(資料)
株式会社ディー・エヌ・エー(DeNA)様 SSL-VPN アクセスゲートウェイ ArrayAGシリーズの導入事例やシステム構築例を紹介|システム構築やトータルソリューションをお探しなら、日立ソリューションズにお問い合わせください。

SSL-VPN アクセスゲートウェイ ArrayAGシリーズの導入事例

株式会社ディー・エヌ・エー(DeNA)様

Mac環境からのリモートアクセスと、“事業継続”を実現。

日本最大級のソーシャルゲームプラットフォーム「Mobage」「Yahoo! Mobage」、ゲーム「怪盗ロワイヤル」などを運営・提供し、さらには日本プロ野球界への参入を果たしたディー・エヌ・エー[DeNA]。
ArraySPXにより、Windowsマシンだけでなく、多数のエンジニアが使用するMacからのリモートアクセスと、震災発生により急務となった“事業継続”を実現した、SSL-VPNリプレースの事例です。
「ArraySPXシリーズ」は販売を終了しました。本機能は「ArrayAGシリーズ」で提供しています。

イメージ-「Mobage」、ゲーム「怪盗ロワイヤル」

この事例に関するソリューション・商品

従来からの課題

ログインできない、利用できない…、さらには管理負担まで増大。

(提供データ)
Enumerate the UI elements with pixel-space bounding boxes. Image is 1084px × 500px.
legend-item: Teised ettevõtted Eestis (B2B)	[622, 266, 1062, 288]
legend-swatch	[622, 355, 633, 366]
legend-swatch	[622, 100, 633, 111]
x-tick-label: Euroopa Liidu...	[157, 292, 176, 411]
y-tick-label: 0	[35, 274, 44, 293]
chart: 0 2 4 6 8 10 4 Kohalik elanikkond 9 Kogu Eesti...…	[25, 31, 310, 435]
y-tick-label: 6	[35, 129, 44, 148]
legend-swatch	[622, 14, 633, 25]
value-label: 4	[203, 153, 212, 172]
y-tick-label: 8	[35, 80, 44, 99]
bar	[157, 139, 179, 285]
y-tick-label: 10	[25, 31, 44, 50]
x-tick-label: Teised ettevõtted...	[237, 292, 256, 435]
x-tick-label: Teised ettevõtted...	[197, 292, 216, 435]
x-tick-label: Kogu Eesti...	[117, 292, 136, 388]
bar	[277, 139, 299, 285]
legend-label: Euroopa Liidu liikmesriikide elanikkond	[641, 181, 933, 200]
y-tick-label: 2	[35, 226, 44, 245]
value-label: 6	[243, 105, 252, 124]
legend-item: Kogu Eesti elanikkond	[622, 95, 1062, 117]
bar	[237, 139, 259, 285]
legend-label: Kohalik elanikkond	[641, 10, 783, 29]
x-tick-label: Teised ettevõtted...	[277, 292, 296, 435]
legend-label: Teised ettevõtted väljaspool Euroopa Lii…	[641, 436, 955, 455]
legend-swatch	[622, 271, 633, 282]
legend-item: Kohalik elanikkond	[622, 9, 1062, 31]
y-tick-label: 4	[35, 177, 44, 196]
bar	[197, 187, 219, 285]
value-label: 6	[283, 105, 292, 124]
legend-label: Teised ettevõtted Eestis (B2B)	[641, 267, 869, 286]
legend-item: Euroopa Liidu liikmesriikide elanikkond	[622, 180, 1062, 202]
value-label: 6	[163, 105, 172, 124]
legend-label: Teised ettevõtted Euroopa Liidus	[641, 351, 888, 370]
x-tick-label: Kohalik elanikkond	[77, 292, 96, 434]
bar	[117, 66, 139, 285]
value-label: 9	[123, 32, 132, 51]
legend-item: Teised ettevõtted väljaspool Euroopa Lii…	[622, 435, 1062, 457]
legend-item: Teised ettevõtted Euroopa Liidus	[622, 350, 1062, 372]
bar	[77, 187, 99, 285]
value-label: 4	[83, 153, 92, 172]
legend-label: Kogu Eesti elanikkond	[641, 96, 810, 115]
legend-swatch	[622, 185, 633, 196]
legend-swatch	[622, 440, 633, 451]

(課題の指示) 資料によると、販売を終了した「ArraySPXシリーズ」の機能は、現在どのシリーズで提供されているか。

(解答) 「ArrayAGシリーズ」で提供されている。